** START OF Data to process **
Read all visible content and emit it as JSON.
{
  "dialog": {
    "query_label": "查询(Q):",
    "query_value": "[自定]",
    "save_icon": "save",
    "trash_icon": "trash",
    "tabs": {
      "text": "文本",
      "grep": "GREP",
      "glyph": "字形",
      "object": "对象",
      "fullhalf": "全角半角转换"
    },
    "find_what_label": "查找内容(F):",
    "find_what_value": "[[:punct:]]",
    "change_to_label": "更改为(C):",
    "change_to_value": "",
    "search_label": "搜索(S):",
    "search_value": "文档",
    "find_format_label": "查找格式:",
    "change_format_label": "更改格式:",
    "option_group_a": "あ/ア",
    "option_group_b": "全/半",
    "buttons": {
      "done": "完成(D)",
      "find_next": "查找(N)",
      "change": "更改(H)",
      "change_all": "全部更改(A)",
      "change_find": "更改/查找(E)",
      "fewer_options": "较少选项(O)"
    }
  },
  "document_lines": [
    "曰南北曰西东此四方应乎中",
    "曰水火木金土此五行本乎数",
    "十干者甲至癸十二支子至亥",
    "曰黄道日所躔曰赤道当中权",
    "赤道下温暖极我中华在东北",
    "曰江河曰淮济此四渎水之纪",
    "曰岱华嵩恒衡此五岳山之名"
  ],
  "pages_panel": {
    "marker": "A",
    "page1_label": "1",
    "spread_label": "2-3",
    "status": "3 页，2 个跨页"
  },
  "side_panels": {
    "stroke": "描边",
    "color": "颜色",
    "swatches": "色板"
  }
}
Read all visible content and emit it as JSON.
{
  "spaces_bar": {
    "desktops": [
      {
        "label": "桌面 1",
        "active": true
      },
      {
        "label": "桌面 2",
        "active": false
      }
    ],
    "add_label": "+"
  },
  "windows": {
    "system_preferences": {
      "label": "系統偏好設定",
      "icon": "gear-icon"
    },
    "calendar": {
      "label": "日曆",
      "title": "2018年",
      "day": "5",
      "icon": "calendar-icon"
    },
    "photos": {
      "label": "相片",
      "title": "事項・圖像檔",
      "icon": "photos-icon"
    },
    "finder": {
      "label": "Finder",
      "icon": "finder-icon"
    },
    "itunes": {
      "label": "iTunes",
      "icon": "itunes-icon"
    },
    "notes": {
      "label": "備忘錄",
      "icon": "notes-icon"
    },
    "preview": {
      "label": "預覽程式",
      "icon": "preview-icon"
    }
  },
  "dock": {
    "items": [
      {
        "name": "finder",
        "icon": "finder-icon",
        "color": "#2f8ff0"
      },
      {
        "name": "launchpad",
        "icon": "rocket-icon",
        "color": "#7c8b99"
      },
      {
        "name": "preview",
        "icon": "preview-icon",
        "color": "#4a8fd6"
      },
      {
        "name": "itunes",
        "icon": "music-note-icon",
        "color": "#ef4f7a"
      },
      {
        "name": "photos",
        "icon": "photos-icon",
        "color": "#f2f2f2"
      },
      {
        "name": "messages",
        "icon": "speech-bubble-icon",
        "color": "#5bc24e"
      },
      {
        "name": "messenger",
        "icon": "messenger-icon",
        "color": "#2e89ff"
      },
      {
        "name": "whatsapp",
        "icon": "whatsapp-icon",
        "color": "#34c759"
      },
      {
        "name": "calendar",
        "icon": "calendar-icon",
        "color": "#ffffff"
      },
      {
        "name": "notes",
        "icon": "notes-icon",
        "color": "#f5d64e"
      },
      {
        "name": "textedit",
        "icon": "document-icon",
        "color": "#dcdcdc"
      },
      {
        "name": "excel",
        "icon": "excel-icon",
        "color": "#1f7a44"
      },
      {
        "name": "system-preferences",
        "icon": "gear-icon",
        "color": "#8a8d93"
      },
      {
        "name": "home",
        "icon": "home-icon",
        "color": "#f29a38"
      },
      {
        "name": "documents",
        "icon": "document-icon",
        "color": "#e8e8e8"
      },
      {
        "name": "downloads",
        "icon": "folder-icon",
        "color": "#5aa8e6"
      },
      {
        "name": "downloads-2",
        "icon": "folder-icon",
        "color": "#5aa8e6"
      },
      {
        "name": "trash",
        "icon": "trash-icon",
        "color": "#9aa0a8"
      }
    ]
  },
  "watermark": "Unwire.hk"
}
** END OF Data to process **
▶ _Stated goal_: Write out all of the records above exactly as they appear.

▶ _Response_:
Read all visible content and emit it as JSON.
{
  "dialog": {
    "query_label": "查询(Q):",
    "query_value": "[自定]",
    "save_icon": "save",
    "trash_icon": "trash",
    "tabs": {
      "text": "文本",
      "grep": "GREP",
      "glyph": "字形",
      "object": "对象",
      "fullhalf": "全角半角转换"
    },
    "find_what_label": "查找内容(F):",
    "find_what_value": "[[:punct:]]",
    "change_to_label": "更改为(C):",
    "change_to_value": "",
    "search_label": "搜索(S):",
    "search_value": "文档",
    "find_format_label": "查找格式:",
    "change_format_label": "更改格式:",
    "option_group_a": "あ/ア",
    "option_group_b": "全/半",
    "buttons": {
      "done": "完成(D)",
      "find_next": "查找(N)",
      "change": "更改(H)",
      "change_all": "全部更改(A)",
      "change_find": "更改/查找(E)",
      "fewer_options": "较少选项(O)"
    }
  },
  "document_lines": [
    "曰南北曰西东此四方应乎中",
    "曰水火木金土此五行本乎数",
    "十干者甲至癸十二支子至亥",
    "曰黄道日所躔曰赤道当中权",
    "赤道下温暖极我中华在东北",
    "曰江河曰淮济此四渎水之纪",
    "曰岱华嵩恒衡此五岳山之名"
  ],
  "pages_panel": {
    "marker": "A",
    "page1_label": "1",
    "spread_label": "2-3",
    "status": "3 页，2 个跨页"
  },
  "side_panels": {
    "stroke": "描边",
    "color": "颜色",
    "swatches": "色板"
  }
}
Read all visible content and emit it as JSON.
{
  "spaces_bar": {
    "desktops": [
      {
        "label": "桌面 1",
        "active": true
      },
      {
        "label": "桌面 2",
        "active": false
      }
    ],
    "add_label": "+"
  },
  "windows": {
    "system_preferences": {
      "label": "系統偏好設定",
      "icon": "gear-icon"
    },
    "calendar": {
      "label": "日曆",
      "title": "2018年",
      "day": "5",
      "icon": "calendar-icon"
    },
    "photos": {
      "label": "相片",
      "title": "事項・圖像檔",
      "icon": "photos-icon"
    },
    "finder": {
      "label": "Finder",
      "icon": "finder-icon"
    },
    "itunes": {
      "label": "iTunes",
      "icon": "itunes-icon"
    },
    "notes": {
      "label": "備忘錄",
      "icon": "notes-icon"
    },
    "preview": {
      "label": "預覽程式",
      "icon": "preview-icon"
    }
  },
  "dock": {
    "items": [
      {
        "name": "finder",
        "icon": "finder-icon",
        "color": "#2f8ff0"
      },
      {
        "name": "launchpad",
        "icon": "rocket-icon",
        "color": "#7c8b99"
      },
      {
        "name": "preview",
        "icon": "preview-icon",
        "color": "#4a8fd6"
      },
      {
        "name": "itunes",
        "icon": "music-note-icon",
        "color": "#ef4f7a"
      },
      {
        "name": "photos",
        "icon": "photos-icon",
        "color": "#f2f2f2"
      },
      {
        "name": "messages",
        "icon": "speech-bubble-icon",
        "color": "#5bc24e"
      },
      {
        "name": "messenger",
        "icon": "messenger-icon",
        "color": "#2e89ff"
      },
      {
        "name": "whatsapp",
        "icon": "whatsapp-icon",
        "color": "#34c759"
      },
      {
        "name": "calendar",
        "icon": "calendar-icon",
        "color": "#ffffff"
      },
      {
        "name": "notes",
        "icon": "notes-icon",
        "color": "#f5d64e"
      },
      {
        "name": "textedit",
        "icon": "document-icon",
        "color": "#dcdcdc"
      },
      {
        "name": "excel",
        "icon": "excel-icon",
        "color": "#1f7a44"
      },
      {
        "name": "system-preferences",
        "icon": "gear-icon",
        "color": "#8a8d93"
      },
      {
        "name": "home",
        "icon": "home-icon",
        "color": "#f29a38"
      },
      {
        "name": "documents",
        "icon": "document-icon",
        "color": "#e8e8e8"
      },
      {
        "name": "downloads",
        "icon": "folder-icon",
        "color": "#5aa8e6"
      },
      {
        "name": "downloads-2",
        "icon": "folder-icon",
        "color": "#5aa8e6"
      },
      {
        "name": "trash",
        "icon": "trash-icon",
        "color": "#9aa0a8"
      }
    ]
  },
  "watermark": "Unwire.hk"
}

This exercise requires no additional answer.